Supplied data:
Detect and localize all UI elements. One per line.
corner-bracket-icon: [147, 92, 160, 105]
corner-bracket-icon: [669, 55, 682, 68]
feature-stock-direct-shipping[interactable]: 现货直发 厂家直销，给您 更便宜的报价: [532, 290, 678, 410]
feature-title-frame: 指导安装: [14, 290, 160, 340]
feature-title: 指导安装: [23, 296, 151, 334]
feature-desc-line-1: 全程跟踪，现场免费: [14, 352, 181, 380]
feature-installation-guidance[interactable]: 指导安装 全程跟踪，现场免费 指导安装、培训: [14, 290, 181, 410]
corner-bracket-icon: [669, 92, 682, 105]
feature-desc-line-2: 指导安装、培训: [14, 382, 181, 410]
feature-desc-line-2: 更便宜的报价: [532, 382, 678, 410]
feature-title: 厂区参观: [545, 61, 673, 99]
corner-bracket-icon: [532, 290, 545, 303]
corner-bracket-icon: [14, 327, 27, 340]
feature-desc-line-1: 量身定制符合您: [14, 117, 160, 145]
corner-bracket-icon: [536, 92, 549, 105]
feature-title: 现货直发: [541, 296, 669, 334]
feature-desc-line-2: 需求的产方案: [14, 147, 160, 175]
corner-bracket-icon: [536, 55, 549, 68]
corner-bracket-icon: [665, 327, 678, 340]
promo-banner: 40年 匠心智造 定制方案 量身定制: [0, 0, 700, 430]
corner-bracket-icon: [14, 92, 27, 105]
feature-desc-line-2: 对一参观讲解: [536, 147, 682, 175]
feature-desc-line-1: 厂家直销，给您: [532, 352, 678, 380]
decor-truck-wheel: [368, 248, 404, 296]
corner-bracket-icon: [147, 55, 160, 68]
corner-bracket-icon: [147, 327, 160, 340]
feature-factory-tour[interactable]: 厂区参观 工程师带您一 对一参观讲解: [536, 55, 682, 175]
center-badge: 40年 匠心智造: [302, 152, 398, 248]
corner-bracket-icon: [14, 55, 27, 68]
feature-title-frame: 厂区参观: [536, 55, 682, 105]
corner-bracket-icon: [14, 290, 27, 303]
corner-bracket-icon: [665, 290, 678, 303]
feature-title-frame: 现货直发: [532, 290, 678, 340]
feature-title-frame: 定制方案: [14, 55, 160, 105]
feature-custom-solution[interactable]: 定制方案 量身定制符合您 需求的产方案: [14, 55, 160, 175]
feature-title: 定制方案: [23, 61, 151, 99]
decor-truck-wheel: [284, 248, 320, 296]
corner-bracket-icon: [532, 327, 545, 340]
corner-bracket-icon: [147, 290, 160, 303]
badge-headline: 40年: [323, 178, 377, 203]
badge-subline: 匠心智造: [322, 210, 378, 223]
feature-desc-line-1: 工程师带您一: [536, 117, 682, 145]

Written instruction: Reproduce the records word for word, everything from the start down through the line containing "badge-subline: 匠心智造: [322, 210, 378, 223]", including that line.

Solution below:
Detect and localize all UI elements. One per line.
corner-bracket-icon: [147, 92, 160, 105]
corner-bracket-icon: [669, 55, 682, 68]
feature-stock-direct-shipping[interactable]: 现货直发 厂家直销，给您 更便宜的报价: [532, 290, 678, 410]
feature-title-frame: 指导安装: [14, 290, 160, 340]
feature-title: 指导安装: [23, 296, 151, 334]
feature-desc-line-1: 全程跟踪，现场免费: [14, 352, 181, 380]
feature-installation-guidance[interactable]: 指导安装 全程跟踪，现场免费 指导安装、培训: [14, 290, 181, 410]
corner-bracket-icon: [669, 92, 682, 105]
feature-desc-line-2: 指导安装、培训: [14, 382, 181, 410]
feature-desc-line-2: 更便宜的报价: [532, 382, 678, 410]
feature-title: 厂区参观: [545, 61, 673, 99]
corner-bracket-icon: [532, 290, 545, 303]
corner-bracket-icon: [14, 327, 27, 340]
feature-desc-line-1: 量身定制符合您: [14, 117, 160, 145]
corner-bracket-icon: [536, 92, 549, 105]
feature-title: 现货直发: [541, 296, 669, 334]
feature-desc-line-2: 需求的产方案: [14, 147, 160, 175]
corner-bracket-icon: [536, 55, 549, 68]
corner-bracket-icon: [665, 327, 678, 340]
promo-banner: 40年 匠心智造 定制方案 量身定制: [0, 0, 700, 430]
corner-bracket-icon: [14, 92, 27, 105]
feature-desc-line-2: 对一参观讲解: [536, 147, 682, 175]
feature-desc-line-1: 厂家直销，给您: [532, 352, 678, 380]
decor-truck-wheel: [368, 248, 404, 296]
corner-bracket-icon: [147, 55, 160, 68]
corner-bracket-icon: [147, 327, 160, 340]
feature-factory-tour[interactable]: 厂区参观 工程师带您一 对一参观讲解: [536, 55, 682, 175]
center-badge: 40年 匠心智造: [302, 152, 398, 248]
corner-bracket-icon: [14, 55, 27, 68]
feature-title-frame: 厂区参观: [536, 55, 682, 105]
corner-bracket-icon: [14, 290, 27, 303]
corner-bracket-icon: [665, 290, 678, 303]
feature-title-frame: 现货直发: [532, 290, 678, 340]
feature-title-frame: 定制方案: [14, 55, 160, 105]
feature-custom-solution[interactable]: 定制方案 量身定制符合您 需求的产方案: [14, 55, 160, 175]
feature-title: 定制方案: [23, 61, 151, 99]
decor-truck-wheel: [284, 248, 320, 296]
corner-bracket-icon: [532, 327, 545, 340]
corner-bracket-icon: [147, 290, 160, 303]
badge-headline: 40年: [323, 178, 377, 203]
badge-subline: 匠心智造: [322, 210, 378, 223]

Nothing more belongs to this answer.